Work required
Retype each entry below, keeping every character the same.

(Stored entries)
····················
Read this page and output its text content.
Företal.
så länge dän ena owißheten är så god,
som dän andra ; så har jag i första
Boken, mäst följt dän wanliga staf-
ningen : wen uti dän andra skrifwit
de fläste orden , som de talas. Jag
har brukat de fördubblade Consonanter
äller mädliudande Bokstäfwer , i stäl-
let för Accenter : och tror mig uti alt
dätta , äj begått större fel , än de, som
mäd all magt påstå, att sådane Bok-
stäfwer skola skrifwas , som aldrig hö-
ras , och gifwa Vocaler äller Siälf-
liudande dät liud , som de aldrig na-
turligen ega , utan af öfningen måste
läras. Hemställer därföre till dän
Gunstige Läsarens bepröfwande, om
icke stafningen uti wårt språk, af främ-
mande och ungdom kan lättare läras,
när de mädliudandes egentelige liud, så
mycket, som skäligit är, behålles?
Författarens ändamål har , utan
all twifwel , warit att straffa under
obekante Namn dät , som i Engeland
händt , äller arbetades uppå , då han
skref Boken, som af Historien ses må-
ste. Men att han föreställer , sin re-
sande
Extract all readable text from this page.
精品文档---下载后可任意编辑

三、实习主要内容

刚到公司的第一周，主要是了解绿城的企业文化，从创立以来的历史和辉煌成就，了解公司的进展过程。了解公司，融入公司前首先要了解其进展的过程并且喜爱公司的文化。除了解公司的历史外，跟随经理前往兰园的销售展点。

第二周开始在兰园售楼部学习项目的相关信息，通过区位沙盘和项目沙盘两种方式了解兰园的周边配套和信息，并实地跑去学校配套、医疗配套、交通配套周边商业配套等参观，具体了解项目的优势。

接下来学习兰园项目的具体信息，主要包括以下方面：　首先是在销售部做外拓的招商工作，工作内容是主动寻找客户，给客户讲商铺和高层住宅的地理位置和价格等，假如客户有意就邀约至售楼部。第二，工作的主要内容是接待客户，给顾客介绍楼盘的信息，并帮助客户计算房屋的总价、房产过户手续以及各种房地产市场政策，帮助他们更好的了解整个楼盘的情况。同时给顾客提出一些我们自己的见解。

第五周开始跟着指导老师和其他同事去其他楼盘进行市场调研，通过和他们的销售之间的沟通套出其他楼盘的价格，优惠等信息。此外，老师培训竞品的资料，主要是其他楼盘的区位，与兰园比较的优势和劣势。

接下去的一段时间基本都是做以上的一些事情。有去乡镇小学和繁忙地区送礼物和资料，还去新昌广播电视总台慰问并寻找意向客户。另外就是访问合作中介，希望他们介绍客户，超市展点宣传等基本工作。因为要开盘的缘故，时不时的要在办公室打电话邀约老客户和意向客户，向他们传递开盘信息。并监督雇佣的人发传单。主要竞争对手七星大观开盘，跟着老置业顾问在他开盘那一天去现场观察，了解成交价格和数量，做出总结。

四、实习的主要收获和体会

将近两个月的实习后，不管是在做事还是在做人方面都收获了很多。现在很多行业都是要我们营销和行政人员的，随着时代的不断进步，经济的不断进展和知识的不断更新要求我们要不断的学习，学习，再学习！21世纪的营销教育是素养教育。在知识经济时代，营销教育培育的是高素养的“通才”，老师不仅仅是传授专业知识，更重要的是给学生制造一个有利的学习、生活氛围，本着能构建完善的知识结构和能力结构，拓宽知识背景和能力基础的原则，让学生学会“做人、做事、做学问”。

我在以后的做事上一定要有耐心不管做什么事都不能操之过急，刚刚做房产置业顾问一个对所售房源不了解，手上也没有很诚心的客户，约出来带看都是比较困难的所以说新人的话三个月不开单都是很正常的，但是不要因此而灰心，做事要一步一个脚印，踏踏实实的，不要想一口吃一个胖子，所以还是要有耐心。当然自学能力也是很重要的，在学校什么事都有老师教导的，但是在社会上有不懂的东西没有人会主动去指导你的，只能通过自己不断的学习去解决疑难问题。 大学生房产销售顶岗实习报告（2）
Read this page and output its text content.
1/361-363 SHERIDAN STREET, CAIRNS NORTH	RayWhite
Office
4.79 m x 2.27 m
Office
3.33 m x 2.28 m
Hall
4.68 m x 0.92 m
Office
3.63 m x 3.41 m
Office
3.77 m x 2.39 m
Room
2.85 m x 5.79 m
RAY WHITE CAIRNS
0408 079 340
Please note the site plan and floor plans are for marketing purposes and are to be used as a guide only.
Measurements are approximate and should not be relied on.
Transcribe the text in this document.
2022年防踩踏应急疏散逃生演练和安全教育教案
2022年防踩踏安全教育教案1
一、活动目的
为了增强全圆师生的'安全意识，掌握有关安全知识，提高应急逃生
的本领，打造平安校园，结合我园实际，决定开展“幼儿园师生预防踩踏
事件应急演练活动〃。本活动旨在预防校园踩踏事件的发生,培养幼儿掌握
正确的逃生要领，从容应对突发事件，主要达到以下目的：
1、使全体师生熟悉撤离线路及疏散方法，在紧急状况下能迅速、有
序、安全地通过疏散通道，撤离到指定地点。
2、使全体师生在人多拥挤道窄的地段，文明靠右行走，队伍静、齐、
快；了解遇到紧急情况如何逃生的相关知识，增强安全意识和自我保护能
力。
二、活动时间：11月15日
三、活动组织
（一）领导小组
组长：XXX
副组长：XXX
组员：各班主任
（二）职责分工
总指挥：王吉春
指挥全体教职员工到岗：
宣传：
····················
Right answer
Read this page and output its text content.
Företal.
så länge dän ena owißheten är så god,
som dän andra ; så har jag i första
Boken, mäst följt dän wanliga staf-
ningen : wen uti dän andra skrifwit
de fläste orden , som de talas. Jag
har brukat de fördubblade Consonanter
äller mädliudande Bokstäfwer , i stäl-
let för Accenter : och tror mig uti alt
dätta , äj begått större fel , än de, som
mäd all magt påstå, att sådane Bok-
stäfwer skola skrifwas , som aldrig hö-
ras , och gifwa Vocaler äller Siälf-
liudande dät liud , som de aldrig na-
turligen ega , utan af öfningen måste
läras. Hemställer därföre till dän
Gunstige Läsarens bepröfwande, om
icke stafningen uti wårt språk, af främ-
mande och ungdom kan lättare läras,
när de mädliudandes egentelige liud, så
mycket, som skäligit är, behålles?
Författarens ändamål har , utan
all twifwel , warit att straffa under
obekante Namn dät , som i Engeland
händt , äller arbetades uppå , då han
skref Boken, som af Historien ses må-
ste. Men att han föreställer , sin re-
sande
Extract all readable text from this page.
精品文档---下载后可任意编辑

三、实习主要内容

刚到公司的第一周，主要是了解绿城的企业文化，从创立以来的历史和辉煌成就，了解公司的进展过程。了解公司，融入公司前首先要了解其进展的过程并且喜爱公司的文化。除了解公司的历史外，跟随经理前往兰园的销售展点。

第二周开始在兰园售楼部学习项目的相关信息，通过区位沙盘和项目沙盘两种方式了解兰园的周边配套和信息，并实地跑去学校配套、医疗配套、交通配套周边商业配套等参观，具体了解项目的优势。

接下来学习兰园项目的具体信息，主要包括以下方面：　首先是在销售部做外拓的招商工作，工作内容是主动寻找客户，给客户讲商铺和高层住宅的地理位置和价格等，假如客户有意就邀约至售楼部。第二，工作的主要内容是接待客户，给顾客介绍楼盘的信息，并帮助客户计算房屋的总价、房产过户手续以及各种房地产市场政策，帮助他们更好的了解整个楼盘的情况。同时给顾客提出一些我们自己的见解。

第五周开始跟着指导老师和其他同事去其他楼盘进行市场调研，通过和他们的销售之间的沟通套出其他楼盘的价格，优惠等信息。此外，老师培训竞品的资料，主要是其他楼盘的区位，与兰园比较的优势和劣势。

接下去的一段时间基本都是做以上的一些事情。有去乡镇小学和繁忙地区送礼物和资料，还去新昌广播电视总台慰问并寻找意向客户。另外就是访问合作中介，希望他们介绍客户，超市展点宣传等基本工作。因为要开盘的缘故，时不时的要在办公室打电话邀约老客户和意向客户，向他们传递开盘信息。并监督雇佣的人发传单。主要竞争对手七星大观开盘，跟着老置业顾问在他开盘那一天去现场观察，了解成交价格和数量，做出总结。

四、实习的主要收获和体会

将近两个月的实习后，不管是在做事还是在做人方面都收获了很多。现在很多行业都是要我们营销和行政人员的，随着时代的不断进步，经济的不断进展和知识的不断更新要求我们要不断的学习，学习，再学习！21世纪的营销教育是素养教育。在知识经济时代，营销教育培育的是高素养的“通才”，老师不仅仅是传授专业知识，更重要的是给学生制造一个有利的学习、生活氛围，本着能构建完善的知识结构和能力结构，拓宽知识背景和能力基础的原则，让学生学会“做人、做事、做学问”。

我在以后的做事上一定要有耐心不管做什么事都不能操之过急，刚刚做房产置业顾问一个对所售房源不了解，手上也没有很诚心的客户，约出来带看都是比较困难的所以说新人的话三个月不开单都是很正常的，但是不要因此而灰心，做事要一步一个脚印，踏踏实实的，不要想一口吃一个胖子，所以还是要有耐心。当然自学能力也是很重要的，在学校什么事都有老师教导的，但是在社会上有不懂的东西没有人会主动去指导你的，只能通过自己不断的学习去解决疑难问题。 大学生房产销售顶岗实习报告（2）
Read this page and output its text content.
1/361-363 SHERIDAN STREET, CAIRNS NORTH	RayWhite
Office
4.79 m x 2.27 m
Office
3.33 m x 2.28 m
Hall
4.68 m x 0.92 m
Office
3.63 m x 3.41 m
Office
3.77 m x 2.39 m
Room
2.85 m x 5.79 m
RAY WHITE CAIRNS
0408 079 340
Please note the site plan and floor plans are for marketing purposes and are to be used as a guide only.
Measurements are approximate and should not be relied on.
Transcribe the text in this document.
2022年防踩踏应急疏散逃生演练和安全教育教案
2022年防踩踏安全教育教案1
一、活动目的
为了增强全圆师生的'安全意识，掌握有关安全知识，提高应急逃生
的本领，打造平安校园，结合我园实际，决定开展“幼儿园师生预防踩踏
事件应急演练活动〃。本活动旨在预防校园踩踏事件的发生,培养幼儿掌握
正确的逃生要领，从容应对突发事件，主要达到以下目的：
1、使全体师生熟悉撤离线路及疏散方法，在紧急状况下能迅速、有
序、安全地通过疏散通道，撤离到指定地点。
2、使全体师生在人多拥挤道窄的地段，文明靠右行走，队伍静、齐、
快；了解遇到紧急情况如何逃生的相关知识，增强安全意识和自我保护能
力。
二、活动时间：11月15日
三、活动组织
（一）领导小组
组长：XXX
副组长：XXX
组员：各班主任
（二）职责分工
总指挥：王吉春
指挥全体教职员工到岗：
宣传：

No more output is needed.